To be done:
Your task is to gather the lines below that hold the string "maaaring".

Supplied data:
___

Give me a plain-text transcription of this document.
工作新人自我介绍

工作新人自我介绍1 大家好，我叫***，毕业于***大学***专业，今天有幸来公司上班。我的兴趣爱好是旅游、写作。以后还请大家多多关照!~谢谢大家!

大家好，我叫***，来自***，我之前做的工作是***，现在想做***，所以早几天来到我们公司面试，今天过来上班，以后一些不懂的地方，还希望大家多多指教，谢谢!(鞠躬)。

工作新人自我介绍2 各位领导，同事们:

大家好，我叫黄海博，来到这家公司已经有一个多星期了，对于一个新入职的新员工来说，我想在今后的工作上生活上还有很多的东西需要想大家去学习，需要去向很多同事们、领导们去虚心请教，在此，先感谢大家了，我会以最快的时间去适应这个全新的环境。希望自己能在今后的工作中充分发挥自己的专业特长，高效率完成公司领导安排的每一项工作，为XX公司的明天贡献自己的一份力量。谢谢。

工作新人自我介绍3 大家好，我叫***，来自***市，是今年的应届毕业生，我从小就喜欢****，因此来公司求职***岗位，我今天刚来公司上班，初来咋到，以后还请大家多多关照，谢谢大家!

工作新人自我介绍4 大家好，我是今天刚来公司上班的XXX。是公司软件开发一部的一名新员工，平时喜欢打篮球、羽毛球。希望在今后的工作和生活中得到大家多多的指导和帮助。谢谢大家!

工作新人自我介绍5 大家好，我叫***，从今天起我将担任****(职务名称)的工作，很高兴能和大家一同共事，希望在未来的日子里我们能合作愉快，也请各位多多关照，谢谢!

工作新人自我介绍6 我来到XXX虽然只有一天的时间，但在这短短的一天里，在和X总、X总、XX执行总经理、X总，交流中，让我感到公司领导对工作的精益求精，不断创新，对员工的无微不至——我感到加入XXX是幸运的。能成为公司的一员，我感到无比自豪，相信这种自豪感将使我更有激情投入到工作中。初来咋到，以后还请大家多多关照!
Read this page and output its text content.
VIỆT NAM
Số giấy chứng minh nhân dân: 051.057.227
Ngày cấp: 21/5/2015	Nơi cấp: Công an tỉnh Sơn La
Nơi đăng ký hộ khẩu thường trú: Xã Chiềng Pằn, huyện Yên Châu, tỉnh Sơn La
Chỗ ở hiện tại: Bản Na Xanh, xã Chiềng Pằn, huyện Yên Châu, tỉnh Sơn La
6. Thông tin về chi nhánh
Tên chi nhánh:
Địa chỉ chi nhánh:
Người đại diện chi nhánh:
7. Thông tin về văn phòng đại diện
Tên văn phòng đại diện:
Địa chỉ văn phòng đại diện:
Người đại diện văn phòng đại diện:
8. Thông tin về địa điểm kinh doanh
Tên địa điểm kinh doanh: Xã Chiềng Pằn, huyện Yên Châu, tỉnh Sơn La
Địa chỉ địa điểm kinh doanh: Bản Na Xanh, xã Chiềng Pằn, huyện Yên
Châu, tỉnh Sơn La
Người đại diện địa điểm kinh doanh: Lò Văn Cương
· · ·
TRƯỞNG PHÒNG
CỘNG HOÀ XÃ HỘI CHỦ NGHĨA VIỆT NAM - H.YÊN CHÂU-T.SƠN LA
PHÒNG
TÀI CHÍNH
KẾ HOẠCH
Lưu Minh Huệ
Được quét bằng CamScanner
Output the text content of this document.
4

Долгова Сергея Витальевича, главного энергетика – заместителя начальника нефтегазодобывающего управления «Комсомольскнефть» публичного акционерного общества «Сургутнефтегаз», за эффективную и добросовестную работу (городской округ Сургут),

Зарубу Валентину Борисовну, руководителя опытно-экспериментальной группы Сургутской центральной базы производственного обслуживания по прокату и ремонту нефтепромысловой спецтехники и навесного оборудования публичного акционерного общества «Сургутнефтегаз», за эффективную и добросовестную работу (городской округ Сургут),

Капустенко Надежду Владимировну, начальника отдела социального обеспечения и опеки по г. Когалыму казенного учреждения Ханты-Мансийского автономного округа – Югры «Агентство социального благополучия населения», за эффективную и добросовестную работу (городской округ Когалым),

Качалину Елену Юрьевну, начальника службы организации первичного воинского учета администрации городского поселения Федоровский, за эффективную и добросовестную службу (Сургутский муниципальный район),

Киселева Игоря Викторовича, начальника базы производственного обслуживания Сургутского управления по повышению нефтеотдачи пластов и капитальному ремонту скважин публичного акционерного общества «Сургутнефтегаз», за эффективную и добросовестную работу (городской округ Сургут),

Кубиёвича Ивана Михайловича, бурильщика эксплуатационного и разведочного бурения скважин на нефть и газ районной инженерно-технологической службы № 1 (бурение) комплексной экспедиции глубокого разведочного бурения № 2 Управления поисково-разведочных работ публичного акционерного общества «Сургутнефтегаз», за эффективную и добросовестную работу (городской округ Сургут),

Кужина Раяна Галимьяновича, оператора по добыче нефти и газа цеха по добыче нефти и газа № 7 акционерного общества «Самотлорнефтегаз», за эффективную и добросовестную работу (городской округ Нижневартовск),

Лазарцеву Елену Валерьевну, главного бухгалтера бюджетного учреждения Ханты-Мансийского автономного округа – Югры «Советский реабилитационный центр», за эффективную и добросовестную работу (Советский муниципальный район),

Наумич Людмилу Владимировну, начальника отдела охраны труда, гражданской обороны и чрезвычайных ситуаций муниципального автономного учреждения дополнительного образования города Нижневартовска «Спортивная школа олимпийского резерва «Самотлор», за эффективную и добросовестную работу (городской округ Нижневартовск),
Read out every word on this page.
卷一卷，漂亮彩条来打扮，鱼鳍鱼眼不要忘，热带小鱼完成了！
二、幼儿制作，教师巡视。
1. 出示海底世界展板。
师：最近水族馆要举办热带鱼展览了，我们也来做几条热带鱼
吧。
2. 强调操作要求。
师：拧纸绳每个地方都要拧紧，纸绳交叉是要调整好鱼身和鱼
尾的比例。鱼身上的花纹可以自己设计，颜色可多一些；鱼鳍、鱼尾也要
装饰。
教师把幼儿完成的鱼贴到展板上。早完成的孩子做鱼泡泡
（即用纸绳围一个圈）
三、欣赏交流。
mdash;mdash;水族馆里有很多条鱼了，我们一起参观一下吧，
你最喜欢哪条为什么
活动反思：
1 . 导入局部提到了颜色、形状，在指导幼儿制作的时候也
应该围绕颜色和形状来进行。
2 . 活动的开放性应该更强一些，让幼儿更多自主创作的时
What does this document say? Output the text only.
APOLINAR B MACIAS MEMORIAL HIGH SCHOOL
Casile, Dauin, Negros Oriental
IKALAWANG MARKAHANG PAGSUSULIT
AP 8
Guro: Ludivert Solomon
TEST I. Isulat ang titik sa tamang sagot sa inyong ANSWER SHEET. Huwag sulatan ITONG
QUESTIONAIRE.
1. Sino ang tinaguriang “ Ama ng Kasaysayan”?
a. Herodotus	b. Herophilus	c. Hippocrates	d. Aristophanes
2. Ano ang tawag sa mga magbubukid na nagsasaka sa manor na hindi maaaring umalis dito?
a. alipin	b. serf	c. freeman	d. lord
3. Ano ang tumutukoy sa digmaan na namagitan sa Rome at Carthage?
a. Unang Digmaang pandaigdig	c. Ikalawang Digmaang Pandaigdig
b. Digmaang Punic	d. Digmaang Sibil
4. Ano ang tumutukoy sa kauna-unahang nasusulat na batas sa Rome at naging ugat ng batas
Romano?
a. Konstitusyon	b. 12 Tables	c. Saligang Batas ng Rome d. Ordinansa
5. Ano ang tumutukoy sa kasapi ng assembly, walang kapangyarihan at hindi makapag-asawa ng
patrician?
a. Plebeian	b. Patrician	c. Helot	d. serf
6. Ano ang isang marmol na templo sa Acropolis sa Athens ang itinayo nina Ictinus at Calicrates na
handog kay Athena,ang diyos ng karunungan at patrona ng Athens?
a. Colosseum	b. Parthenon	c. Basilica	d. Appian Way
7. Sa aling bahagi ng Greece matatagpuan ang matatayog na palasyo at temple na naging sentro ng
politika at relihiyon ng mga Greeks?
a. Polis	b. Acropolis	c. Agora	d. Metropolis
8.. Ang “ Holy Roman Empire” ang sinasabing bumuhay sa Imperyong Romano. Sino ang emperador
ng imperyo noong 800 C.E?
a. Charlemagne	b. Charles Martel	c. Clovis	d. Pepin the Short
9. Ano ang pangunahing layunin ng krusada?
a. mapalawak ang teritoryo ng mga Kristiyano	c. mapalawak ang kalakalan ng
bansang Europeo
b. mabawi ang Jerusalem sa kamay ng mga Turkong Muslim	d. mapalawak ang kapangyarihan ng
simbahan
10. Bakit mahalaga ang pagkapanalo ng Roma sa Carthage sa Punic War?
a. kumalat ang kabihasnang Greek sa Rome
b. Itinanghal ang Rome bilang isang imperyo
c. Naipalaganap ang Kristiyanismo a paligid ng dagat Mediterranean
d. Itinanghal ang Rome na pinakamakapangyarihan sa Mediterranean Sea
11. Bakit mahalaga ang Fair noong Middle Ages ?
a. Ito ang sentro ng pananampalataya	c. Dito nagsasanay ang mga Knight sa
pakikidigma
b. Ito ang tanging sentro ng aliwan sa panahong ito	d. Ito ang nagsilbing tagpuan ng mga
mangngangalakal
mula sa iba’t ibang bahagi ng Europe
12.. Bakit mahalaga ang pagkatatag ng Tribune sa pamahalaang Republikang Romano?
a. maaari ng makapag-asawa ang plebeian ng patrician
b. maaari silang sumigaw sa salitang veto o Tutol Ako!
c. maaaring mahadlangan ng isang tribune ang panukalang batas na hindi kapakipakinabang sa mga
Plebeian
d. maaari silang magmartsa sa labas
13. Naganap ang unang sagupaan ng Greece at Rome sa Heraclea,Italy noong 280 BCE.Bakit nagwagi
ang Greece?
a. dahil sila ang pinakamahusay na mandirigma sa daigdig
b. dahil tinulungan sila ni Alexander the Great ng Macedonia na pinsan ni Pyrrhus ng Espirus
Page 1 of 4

___

Solution to this exercise:
2. Ano ang tawag sa mga magbubukid na nagsasaka sa manor na hindi maaaring umalis dito?
c. maaaring mahadlangan ng isang tribune ang panukalang batas na hindi kapakipakinabang sa mga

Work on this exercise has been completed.